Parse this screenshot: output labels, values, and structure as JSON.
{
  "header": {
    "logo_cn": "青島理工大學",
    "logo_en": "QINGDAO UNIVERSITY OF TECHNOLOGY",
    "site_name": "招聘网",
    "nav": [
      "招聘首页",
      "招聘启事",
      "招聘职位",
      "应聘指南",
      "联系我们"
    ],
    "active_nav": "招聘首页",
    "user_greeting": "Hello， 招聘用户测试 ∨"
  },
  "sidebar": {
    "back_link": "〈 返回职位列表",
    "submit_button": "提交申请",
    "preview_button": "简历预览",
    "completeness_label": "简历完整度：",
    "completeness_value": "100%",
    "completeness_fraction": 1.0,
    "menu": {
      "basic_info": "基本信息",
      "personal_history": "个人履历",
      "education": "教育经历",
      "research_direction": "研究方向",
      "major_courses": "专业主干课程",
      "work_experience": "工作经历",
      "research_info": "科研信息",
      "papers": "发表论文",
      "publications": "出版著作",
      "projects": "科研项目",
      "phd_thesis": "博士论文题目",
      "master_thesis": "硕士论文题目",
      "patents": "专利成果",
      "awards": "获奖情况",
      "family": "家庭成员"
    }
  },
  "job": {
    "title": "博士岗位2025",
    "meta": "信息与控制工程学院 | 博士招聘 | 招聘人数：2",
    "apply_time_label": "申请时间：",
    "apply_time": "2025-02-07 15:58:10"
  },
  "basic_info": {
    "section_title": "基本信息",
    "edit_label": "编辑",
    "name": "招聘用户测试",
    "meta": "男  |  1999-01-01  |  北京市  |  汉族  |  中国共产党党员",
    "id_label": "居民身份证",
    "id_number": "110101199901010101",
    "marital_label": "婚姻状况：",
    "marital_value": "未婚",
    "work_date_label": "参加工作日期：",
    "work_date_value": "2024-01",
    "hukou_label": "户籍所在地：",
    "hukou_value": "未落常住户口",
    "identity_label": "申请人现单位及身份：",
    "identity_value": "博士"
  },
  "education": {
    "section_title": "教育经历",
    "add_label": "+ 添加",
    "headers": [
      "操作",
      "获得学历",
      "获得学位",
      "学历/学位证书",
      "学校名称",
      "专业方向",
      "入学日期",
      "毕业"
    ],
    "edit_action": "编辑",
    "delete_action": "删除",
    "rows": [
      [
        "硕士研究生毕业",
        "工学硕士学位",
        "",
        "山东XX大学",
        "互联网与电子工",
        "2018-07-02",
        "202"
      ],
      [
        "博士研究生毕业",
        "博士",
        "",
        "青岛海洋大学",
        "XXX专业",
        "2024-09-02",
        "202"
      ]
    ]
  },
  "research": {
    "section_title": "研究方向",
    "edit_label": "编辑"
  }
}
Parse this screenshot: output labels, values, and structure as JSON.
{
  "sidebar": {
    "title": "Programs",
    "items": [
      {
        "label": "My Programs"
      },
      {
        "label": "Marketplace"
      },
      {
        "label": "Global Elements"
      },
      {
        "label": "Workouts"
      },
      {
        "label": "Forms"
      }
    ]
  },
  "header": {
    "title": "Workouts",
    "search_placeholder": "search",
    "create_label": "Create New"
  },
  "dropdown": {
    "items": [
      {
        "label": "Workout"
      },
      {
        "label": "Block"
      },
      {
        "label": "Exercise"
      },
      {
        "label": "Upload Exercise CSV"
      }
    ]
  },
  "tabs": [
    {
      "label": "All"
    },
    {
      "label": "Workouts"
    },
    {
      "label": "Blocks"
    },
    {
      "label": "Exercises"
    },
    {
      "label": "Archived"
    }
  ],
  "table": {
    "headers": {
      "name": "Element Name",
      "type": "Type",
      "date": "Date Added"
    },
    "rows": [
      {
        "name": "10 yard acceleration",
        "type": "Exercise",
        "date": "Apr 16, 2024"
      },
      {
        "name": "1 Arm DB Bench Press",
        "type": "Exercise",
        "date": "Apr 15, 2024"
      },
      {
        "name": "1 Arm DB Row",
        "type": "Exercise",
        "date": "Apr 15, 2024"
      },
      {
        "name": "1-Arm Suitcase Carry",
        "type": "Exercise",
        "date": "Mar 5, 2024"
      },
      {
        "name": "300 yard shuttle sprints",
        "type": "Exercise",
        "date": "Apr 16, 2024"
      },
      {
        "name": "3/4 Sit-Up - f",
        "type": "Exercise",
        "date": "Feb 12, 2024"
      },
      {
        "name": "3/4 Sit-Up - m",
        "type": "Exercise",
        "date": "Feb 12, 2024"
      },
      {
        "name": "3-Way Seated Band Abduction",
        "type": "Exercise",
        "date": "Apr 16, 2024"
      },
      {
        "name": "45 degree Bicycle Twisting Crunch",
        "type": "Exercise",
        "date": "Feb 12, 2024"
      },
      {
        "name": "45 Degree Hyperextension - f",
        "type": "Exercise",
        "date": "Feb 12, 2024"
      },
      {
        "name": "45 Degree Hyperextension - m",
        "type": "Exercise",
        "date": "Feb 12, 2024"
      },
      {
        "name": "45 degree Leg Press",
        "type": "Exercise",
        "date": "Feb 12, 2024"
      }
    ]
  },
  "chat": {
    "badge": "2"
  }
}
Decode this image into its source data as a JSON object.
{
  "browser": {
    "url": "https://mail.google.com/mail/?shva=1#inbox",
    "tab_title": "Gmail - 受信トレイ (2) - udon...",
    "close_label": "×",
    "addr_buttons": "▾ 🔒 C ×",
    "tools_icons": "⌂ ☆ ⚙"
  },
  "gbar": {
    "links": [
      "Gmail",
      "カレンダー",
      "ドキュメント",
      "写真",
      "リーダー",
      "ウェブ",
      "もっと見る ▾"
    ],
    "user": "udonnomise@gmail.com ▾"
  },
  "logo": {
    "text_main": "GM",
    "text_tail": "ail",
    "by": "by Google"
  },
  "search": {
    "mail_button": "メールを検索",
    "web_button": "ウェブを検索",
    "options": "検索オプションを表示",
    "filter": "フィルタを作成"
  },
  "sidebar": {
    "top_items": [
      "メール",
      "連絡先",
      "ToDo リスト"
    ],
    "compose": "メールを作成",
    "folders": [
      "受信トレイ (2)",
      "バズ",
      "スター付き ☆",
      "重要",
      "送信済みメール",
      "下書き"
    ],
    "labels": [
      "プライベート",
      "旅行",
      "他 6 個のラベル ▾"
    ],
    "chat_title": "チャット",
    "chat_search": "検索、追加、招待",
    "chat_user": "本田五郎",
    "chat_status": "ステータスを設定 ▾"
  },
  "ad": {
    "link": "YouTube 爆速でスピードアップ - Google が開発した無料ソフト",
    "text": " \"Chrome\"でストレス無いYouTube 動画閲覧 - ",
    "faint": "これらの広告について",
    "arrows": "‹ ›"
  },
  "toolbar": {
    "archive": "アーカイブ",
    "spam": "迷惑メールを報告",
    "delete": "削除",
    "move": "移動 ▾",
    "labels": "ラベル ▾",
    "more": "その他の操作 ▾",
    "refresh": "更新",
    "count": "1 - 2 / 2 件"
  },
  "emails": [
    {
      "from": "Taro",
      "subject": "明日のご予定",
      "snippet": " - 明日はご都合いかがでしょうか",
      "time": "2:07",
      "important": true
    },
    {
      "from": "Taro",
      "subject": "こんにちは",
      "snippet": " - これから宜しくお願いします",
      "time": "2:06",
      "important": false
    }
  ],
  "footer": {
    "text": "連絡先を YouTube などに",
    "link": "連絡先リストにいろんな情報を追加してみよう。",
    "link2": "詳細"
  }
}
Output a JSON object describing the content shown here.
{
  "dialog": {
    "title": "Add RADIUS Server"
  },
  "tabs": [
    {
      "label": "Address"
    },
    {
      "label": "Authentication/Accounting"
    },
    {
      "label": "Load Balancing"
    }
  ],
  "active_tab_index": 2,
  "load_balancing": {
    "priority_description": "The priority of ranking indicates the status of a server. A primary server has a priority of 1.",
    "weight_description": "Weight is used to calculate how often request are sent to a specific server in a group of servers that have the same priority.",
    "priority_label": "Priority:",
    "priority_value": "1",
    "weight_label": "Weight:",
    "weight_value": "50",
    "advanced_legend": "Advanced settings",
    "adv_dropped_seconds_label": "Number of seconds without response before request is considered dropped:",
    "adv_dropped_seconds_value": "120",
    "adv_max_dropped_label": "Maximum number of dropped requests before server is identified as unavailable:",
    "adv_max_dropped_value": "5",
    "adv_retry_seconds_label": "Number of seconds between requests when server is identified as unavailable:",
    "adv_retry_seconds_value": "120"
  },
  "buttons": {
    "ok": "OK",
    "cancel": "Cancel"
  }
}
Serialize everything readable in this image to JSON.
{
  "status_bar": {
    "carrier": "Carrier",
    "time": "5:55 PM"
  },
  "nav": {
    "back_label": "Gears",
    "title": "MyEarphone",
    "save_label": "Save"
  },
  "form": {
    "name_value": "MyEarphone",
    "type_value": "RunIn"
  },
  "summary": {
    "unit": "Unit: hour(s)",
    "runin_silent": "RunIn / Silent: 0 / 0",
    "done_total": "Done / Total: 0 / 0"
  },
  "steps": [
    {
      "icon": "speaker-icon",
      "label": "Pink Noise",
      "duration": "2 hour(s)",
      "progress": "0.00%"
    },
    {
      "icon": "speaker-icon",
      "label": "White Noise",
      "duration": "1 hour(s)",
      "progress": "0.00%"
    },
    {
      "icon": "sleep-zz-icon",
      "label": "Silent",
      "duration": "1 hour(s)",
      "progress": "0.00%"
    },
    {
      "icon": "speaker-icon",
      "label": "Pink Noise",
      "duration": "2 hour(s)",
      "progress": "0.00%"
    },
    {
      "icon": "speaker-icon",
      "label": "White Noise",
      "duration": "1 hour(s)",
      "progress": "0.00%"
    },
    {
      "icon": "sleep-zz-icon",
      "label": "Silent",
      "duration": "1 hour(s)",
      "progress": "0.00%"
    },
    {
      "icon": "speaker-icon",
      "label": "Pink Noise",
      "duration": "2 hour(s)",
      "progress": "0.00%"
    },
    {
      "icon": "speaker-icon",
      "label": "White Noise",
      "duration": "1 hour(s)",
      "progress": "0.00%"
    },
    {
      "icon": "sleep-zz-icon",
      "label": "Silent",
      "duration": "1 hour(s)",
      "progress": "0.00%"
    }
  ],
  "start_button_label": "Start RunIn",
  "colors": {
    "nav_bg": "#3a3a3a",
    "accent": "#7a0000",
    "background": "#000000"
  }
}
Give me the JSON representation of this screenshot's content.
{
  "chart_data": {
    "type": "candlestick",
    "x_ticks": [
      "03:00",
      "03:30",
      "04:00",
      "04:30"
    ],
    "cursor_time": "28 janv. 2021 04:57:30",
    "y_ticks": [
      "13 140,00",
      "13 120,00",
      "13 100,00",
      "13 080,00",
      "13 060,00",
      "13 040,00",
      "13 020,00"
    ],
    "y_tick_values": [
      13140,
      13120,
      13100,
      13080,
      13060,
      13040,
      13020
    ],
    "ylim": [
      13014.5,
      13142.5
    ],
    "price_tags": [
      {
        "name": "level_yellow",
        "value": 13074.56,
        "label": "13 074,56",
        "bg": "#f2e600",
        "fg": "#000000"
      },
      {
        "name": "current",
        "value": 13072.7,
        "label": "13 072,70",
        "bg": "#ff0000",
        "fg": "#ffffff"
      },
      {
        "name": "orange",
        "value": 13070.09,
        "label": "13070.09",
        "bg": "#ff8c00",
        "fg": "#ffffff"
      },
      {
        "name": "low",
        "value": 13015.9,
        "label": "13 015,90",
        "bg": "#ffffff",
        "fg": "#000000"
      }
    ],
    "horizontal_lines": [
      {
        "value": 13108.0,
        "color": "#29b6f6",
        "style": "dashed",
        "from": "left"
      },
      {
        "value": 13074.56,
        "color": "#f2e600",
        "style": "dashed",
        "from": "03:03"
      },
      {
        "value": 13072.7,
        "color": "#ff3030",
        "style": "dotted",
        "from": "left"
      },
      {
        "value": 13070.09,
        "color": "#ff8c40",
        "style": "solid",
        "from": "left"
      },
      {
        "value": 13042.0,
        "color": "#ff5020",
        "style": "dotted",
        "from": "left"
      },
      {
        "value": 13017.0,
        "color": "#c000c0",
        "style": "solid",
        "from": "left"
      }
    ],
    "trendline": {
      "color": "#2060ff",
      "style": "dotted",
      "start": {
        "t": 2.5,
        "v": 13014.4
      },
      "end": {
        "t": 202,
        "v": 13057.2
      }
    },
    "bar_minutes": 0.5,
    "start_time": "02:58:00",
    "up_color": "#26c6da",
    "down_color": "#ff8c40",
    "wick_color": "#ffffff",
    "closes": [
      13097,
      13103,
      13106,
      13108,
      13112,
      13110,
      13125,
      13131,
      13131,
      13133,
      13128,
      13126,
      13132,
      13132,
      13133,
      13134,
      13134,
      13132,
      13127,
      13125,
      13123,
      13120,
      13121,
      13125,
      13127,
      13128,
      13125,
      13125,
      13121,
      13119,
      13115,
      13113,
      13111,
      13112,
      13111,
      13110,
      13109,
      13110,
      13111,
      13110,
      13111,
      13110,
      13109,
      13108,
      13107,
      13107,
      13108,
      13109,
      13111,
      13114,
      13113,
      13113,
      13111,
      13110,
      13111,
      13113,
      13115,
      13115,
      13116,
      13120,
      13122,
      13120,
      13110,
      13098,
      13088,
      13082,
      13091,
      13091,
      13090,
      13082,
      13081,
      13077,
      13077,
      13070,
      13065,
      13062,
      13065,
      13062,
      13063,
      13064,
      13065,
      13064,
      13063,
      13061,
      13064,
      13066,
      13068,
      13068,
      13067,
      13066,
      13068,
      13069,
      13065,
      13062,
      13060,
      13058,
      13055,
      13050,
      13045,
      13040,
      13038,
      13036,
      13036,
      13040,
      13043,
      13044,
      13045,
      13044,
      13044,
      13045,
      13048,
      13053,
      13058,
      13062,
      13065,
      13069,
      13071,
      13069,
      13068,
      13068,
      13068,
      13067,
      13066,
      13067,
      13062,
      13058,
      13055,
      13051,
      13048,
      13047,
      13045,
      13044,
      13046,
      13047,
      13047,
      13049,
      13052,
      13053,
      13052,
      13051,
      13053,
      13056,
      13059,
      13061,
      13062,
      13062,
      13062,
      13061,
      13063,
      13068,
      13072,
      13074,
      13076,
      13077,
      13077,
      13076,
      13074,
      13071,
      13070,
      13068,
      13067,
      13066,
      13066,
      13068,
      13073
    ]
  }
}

(WHAT YOU SHOULD DO): Every line above that contains the word "this" should be reported.

(CORRECT OUTPUT):
Parse this screenshot: output labels, values, and structure as JSON.
Parse this screenshot: output labels, values, and structure as JSON.
Decode this image into its source data as a JSON object.
Serialize everything readable in this image to JSON.
Give me the JSON representation of this screenshot's content.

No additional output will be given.